> [Problem details]: Reproduce the stretch from "## sagebrush (Sep" through "eat a turkey." in the Thanksgiving forum thread below, word for word.

> [Document extract]:
* start *

# Different thanksgiving ideas?



## utahgolf (Sep 8, 2007)

anyone do any different sorta things for thangsgiving other than the traditional stuff?


----------



## sagebrush (Sep 8, 2007)

Scallop potatoes


----------



## Huge29 (Sep 17, 2007)

Smoke the turkey, I don't know if that is nontraditional enough, but it is the only way that I will ever eat a turkey.


----------



## MrSlick (Sep 23, 2011)

I'm thinking about getting a turducken. I have wanted to try one for a long time. Maybe this is the year!


----------



## GaryFish (Sep 7, 2007)

I fry my turkey every year. Brined over night in water, 1#brown sugar, 1# salt and water to cover. Then fried. Makes me glad to be in America.

But today I saw this and I'm beginning to question my values as a turkey cooker:
[attachment=0:12x6dzld]bacon turkey.jpg[/attachment:12x6dzld]


----------



## martymcfly73 (Sep 17, 2007)

Im smoking a turkey on my own this year. + 1 on the brine even if you're just cooking it in the oven. You'll never do one w/o it again.


----------



## utahgolf (Sep 8, 2007)

how's that brine compare to say injecting with cajun butter? do you inject any of the brine?


----------



## sawsman (Sep 13, 2007)

In addition to the turkey, we've done a prime rib and a pork loin in the past for something different.

* end *

> [Material]:

* start *

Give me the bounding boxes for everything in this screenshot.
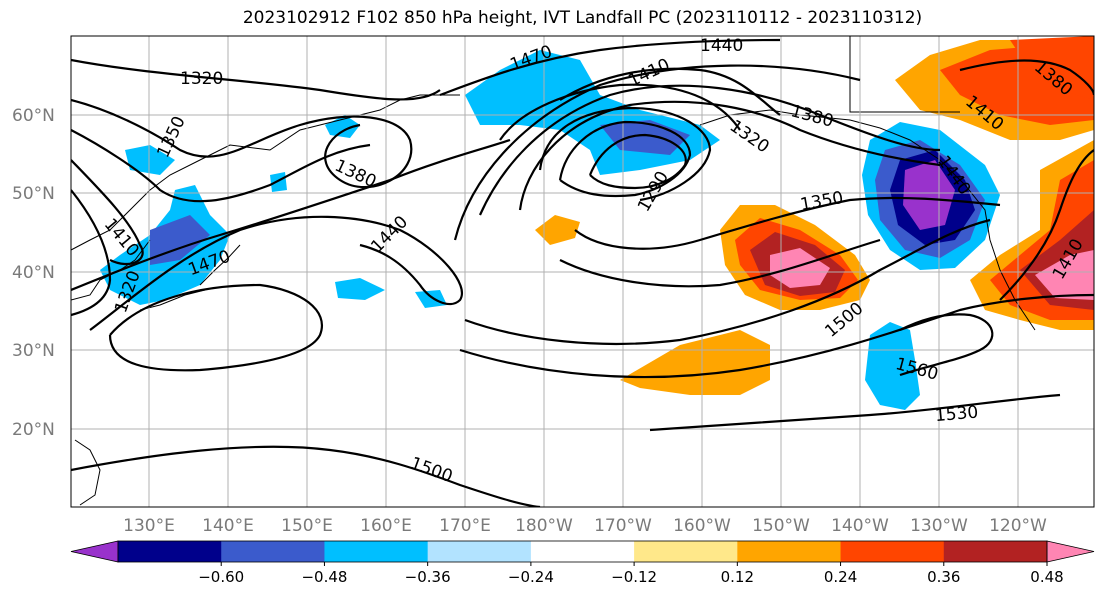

* end *

> [Full response]:
## sagebrush (Sep 8, 2007)

Scallop potatoes


----------



## Huge29 (Sep 17, 2007)

Smoke the turkey, I don't know if that is nontraditional enough, but it is the only way that I will ever eat a turkey.